Tell how many lines contain the word "chính". Reply with the number only.

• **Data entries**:
▼
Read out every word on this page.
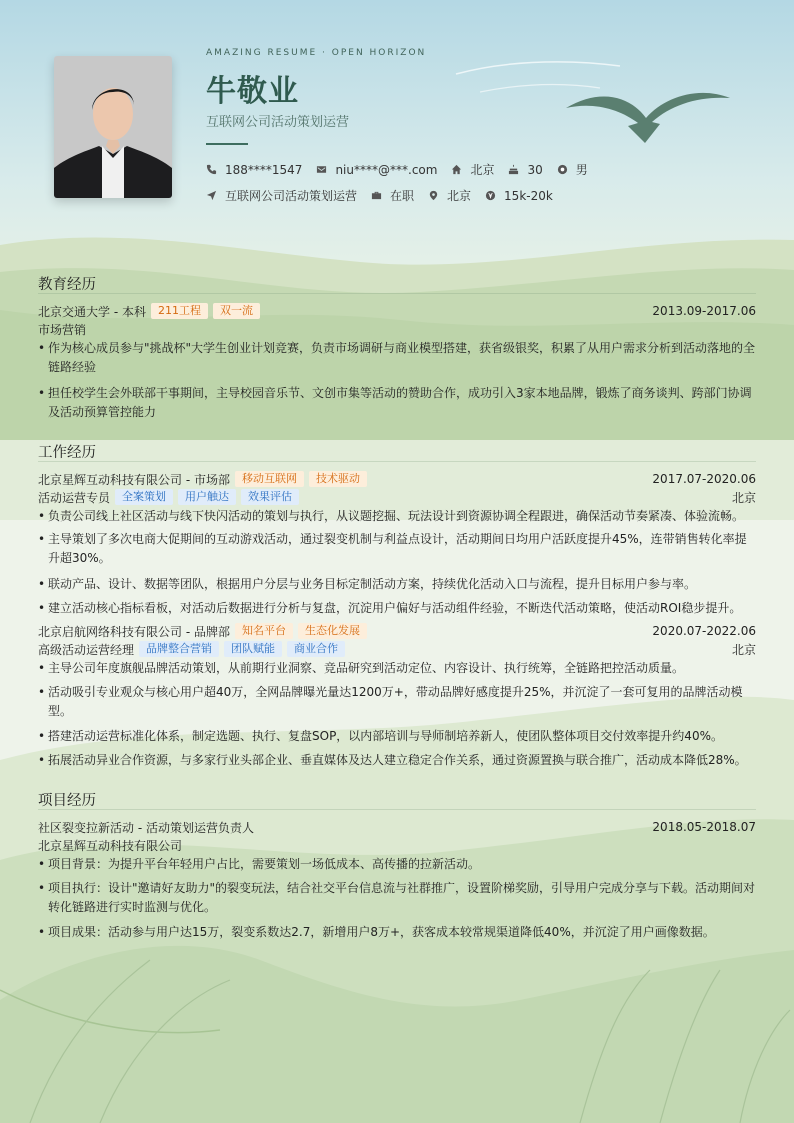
AMAZING RESUME · OPEN HORIZON
牛敬业
互联网公司活动策划运营
188****1547	niu****@***.com	北京	30	男
互联网公司活动策划运营	在职	北京	15k-20k
教育经历
北京交通大学 - 本科	211工程	双一流	2013.09-2017.06
市场营销
• 作为核心成员参与"挑战杯"大学生创业计划竞赛，负责市场调研与商业模型搭建，获省级银奖，积累了从用户需求分析到活动落地的全链路经验
• 担任校学生会外联部干事期间，主导校园音乐节、文创市集等活动的赞助合作，成功引入3家本地品牌，锻炼了商务谈判、跨部门协调及活动预算管控能力
工作经历
北京星辉互动科技有限公司 - 市场部	移动互联网	技术驱动	2017.07-2020.06
活动运营专员	全案策划	用户触达	效果评估	北京
• 负责公司线上社区活动与线下快闪活动的策划与执行，从议题挖掘、玩法设计到资源协调全程跟进，确保活动节奏紧凑、体验流畅。
• 主导策划了多次电商大促期间的互动游戏活动，通过裂变机制与利益点设计，活动期间日均用户活跃度提升45%，连带销售转化率提升超30%。
• 联动产品、设计、数据等团队，根据用户分层与业务目标定制活动方案，持续优化活动入口与流程，提升目标用户参与率。
• 建立活动核心指标看板，对活动后数据进行分析与复盘，沉淀用户偏好与活动组件经验，不断迭代活动策略，使活动ROI稳步提升。
北京启航网络科技有限公司 - 品牌部	知名平台	生态化发展	2020.07-2022.06
高级活动运营经理	品牌整合营销	团队赋能	商业合作	北京
• 主导公司年度旗舰品牌活动策划，从前期行业洞察、竞品研究到活动定位、内容设计、执行统筹，全链路把控活动质量。
• 活动吸引专业观众与核心用户超40万，全网品牌曝光量达1200万+，带动品牌好感度提升25%，并沉淀了一套可复用的品牌活动模型。
• 搭建活动运营标准化体系，制定选题、执行、复盘SOP，以内部培训与导师制培养新人，使团队整体项目交付效率提升约40%。
• 拓展活动异业合作资源，与多家行业头部企业、垂直媒体及达人建立稳定合作关系，通过资源置换与联合推广，活动成本降低28%。
项目经历
社区裂变拉新活动 - 活动策划运营负责人	2018.05-2018.07
北京星辉互动科技有限公司
• 项目背景：为提升平台年轻用户占比，需要策划一场低成本、高传播的拉新活动。
• 项目执行：设计"邀请好友助力"的裂变玩法，结合社交平台信息流与社群推广，设置阶梯奖励，引导用户完成分享与下载。活动期间对转化链路进行实时监测与优化。
• 项目成果：活动参与用户达15万，裂变系数达2.7，新增用户8万+，获客成本较常规渠道降低40%，并沉淀了用户画像数据。
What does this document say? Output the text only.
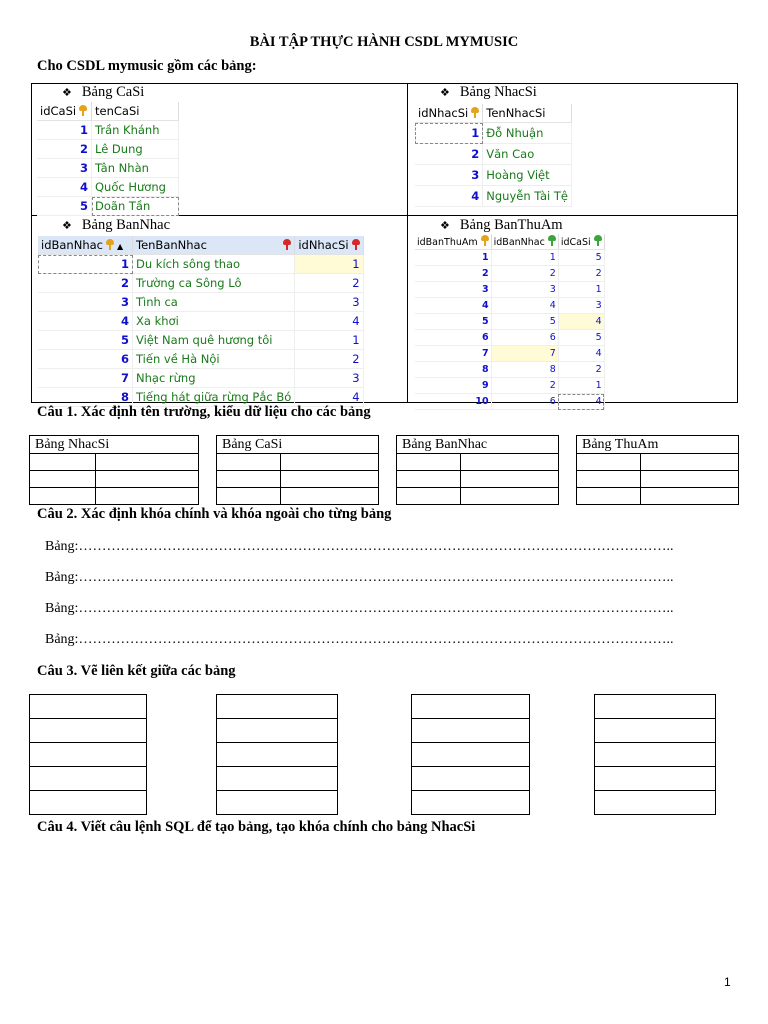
BÀI TẬP THỰC HÀNH CSDL MYMUSIC
Cho CSDL mymusic gồm các bảng:
❖ Bảng CaSi	❖ Bảng NhacSi
❖ Bảng BanNhac	❖ Bảng BanThuAm
idCaSi	tenCaSi
1	Trần Khánh
2	Lê Dung
3	Tân Nhàn
4	Quốc Hương
5	Doãn Tần
idNhacSi	TenNhacSi
1	Đỗ Nhuận
2	Văn Cao
3	Hoàng Việt
4	Nguyễn Tài Tệ
idBanNhac ▲	TenBanNhac	idNhacSi
1	Du kích sông thao	1
2	Trường ca Sông Lô	2
3	Tình ca	3
4	Xa khơi	4
5	Việt Nam quê hương tôi	1
6	Tiến về Hà Nội	2
7	Nhạc rừng	3
8	Tiếng hát giữa rừng Pắc Bó	4
idBanThuAm	idBanNhac	idCaSi
1	1	5
2	2	2
3	3	1
4	4	3
5	5	4
6	6	5
7	7	4
8	8	2
9	2	1
10	6	4
Câu 1. Xác định tên trường, kiểu dữ liệu cho các bảng
Bảng NhacSi	

		Bảng CaSi	

		Bảng BanNhac	

		Bảng ThuAm	

Câu 2. Xác định khóa chính và khóa ngoài cho từng bảng
Bảng:………………………………………………………………………………………………………………..
Bảng:………………………………………………………………………………………………………………..
Bảng:………………………………………………………………………………………………………………..
Bảng:………………………………………………………………………………………………………………..
Câu 3. Vẽ liên kết giữa các bảng

Câu 4. Viết câu lệnh SQL để tạo bảng, tạo khóa chính cho bảng NhacSi
1
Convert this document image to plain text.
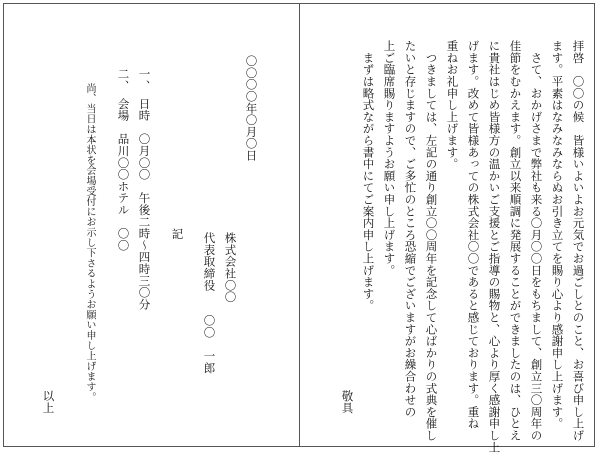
拝啓　〇〇の候　皆様いよいよお元気でお過ごしとのこと、お喜び申し上げ
ます。平素はなみなみならぬお引き立てを賜り心より感謝申し上げます。
　さて、おかげさまで弊社も来る〇月〇〇日をもちまして、創立三〇周年の
佳節をむかえます。創立以来順調に発展することができましたのは、ひとえ
に貴社はじめ皆様方の温かいご支援とご指導の賜物と、心より厚く感謝申し上
げます。改めて皆様あっての株式会社〇〇であると感じております。重ね
重ねお礼申し上げます。
　つきましては、左記の通り創立〇〇周年を記念して心ばかりの式典を催し
たいと存じますので、ご多忙のところ恐縮でございますがお繰合わせの
上ご臨席賜りますようお願い申し上げます。
　まずは略式ながら書中にてご案内申し上げます。
敬具
〇〇〇〇年〇月〇日
株式会社〇〇
代表取締役　　〇〇　一郎
記
一、　日時　〇月〇〇　午後二時～四時三〇分
二、　会場　品川〇〇ホテル　〇〇
尚、当日は本状を会場受付にお示し下さるようお願い申し上げます。
以上
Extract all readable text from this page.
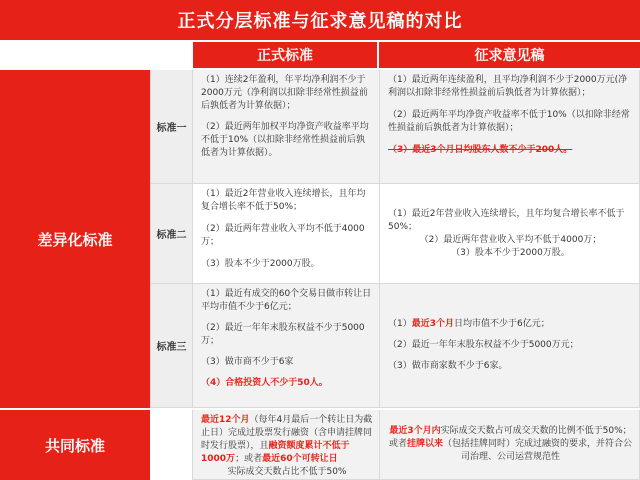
正式分层标准与征求意见稿的对比
正式标准	征求意见稿
差异化标准
共同标准
标准一
标准二
标准三

（1）连续2年盈利，年平均净利润不少于2000万元（净利润以扣除非经常性损益前后孰低者为计算依据）；

（2）最近两年加权平均净资产收益率平均不低于10%（以扣除非经常性损益前后孰低者为计算依据）。

（1）最近两年连续盈利，且平均净利润不少于2000万元(净利润以扣除非经常性损益前后孰低者为计算依据）；

（2）最近两年平均净资产收益率不低于10%（以扣除非经常性损益前后孰低者为计算依据）；

（3）最近3个月日均股东人数不少于200人。

（1）最近2年营业收入连续增长，且年均复合增长率不低于50%；

（2）最近两年营业收入平均不低于4000万；

（3）股本不少于2000万股。

（1）最近2年营业收入连续增长，且年均复合增长率不低于50%；

（2）最近两年营业收入平均不低于4000万；

（3）股本不少于2000万股。

（1）最近有成交的60个交易日做市转让日平均市值不少于6亿元；

（2）最近一年年末股东权益不少于5000万；

（3）做市商不少于6家

（4）合格投资人不少于50人。

（1）最近3个月日均市值不少于6亿元；

（2）最近一年年末股东权益不少于5000万元；

（3）做市商家数不少于6家。

最近12个月（每年4月最后一个转让日为截止日）完成过股票发行融资（含申请挂牌同时发行股票），且融资额度累计不低于1000万；或者最近60个可转让日
实际成交天数占比不低于50%

最近3个月内实际成交天数占可成交天数的比例不低于50%；或者挂牌以来（包括挂牌同时）完成过融资的要求，并符合公司治理、公司运营规范性
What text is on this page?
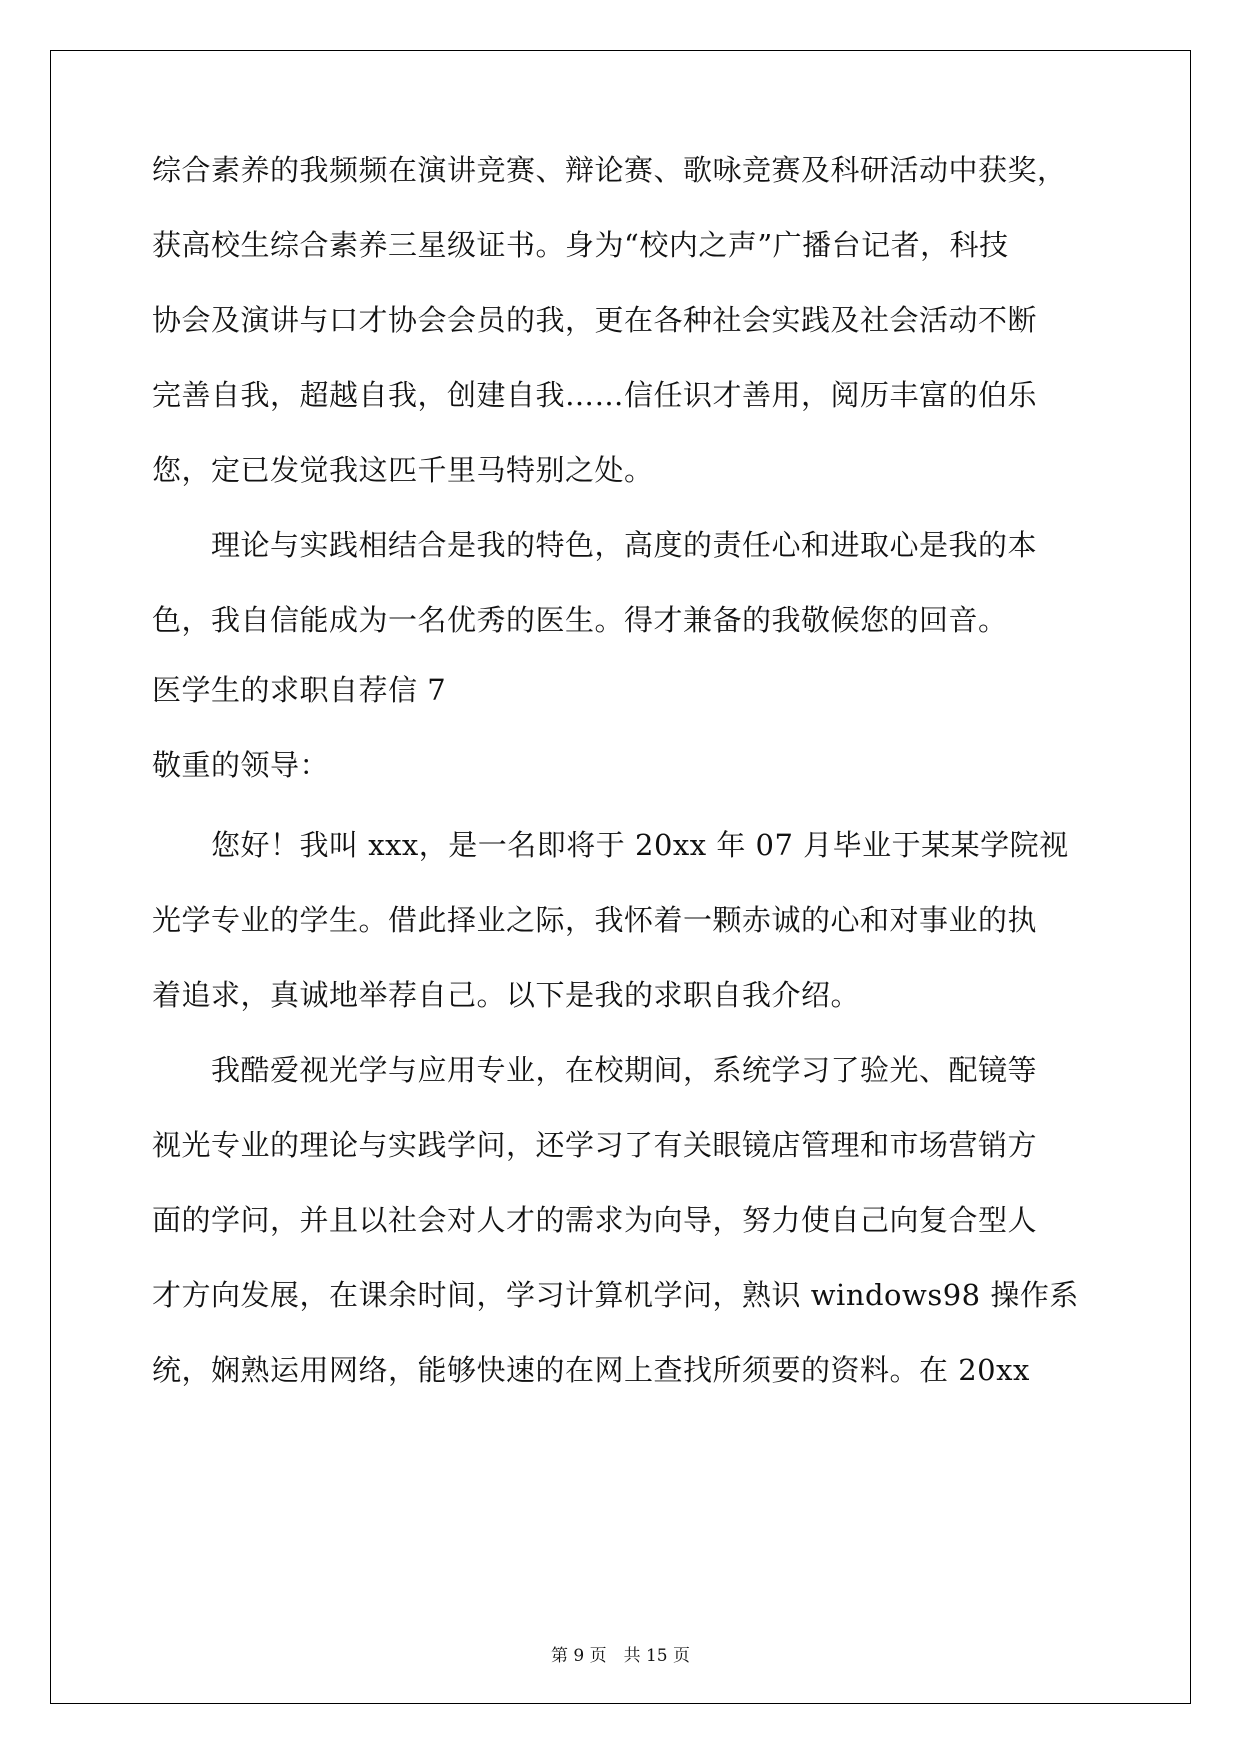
综合素养的我频频在演讲竞赛、辩论赛、歌咏竞赛及科研活动中获奖，

获高校生综合素养三星级证书。身为“校内之声”广播台记者，科技

协会及演讲与口才协会会员的我，更在各种社会实践及社会活动不断

完善自我，超越自我，创建自我……信任识才善用，阅历丰富的伯乐

您，定已发觉我这匹千里马特别之处。

　　理论与实践相结合是我的特色，高度的责任心和进取心是我的本

色，我自信能成为一名优秀的医生。得才兼备的我敬候您的回音。

医学生的求职自荐信 7

敬重的领导：

　　您好！我叫 xxx，是一名即将于 20xx 年 07 月毕业于某某学院视

光学专业的学生。借此择业之际，我怀着一颗赤诚的心和对事业的执

着追求，真诚地举荐自己。以下是我的求职自我介绍。

　　我酷爱视光学与应用专业，在校期间，系统学习了验光、配镜等

视光专业的理论与实践学问，还学习了有关眼镜店管理和市场营销方

面的学问，并且以社会对人才的需求为向导，努力使自己向复合型人

才方向发展，在课余时间，学习计算机学问，熟识 windows98 操作系

统，娴熟运用网络，能够快速的在网上查找所须要的资料。在 20xx

第 9 页　共 15 页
▲
• **Result of the task**: 2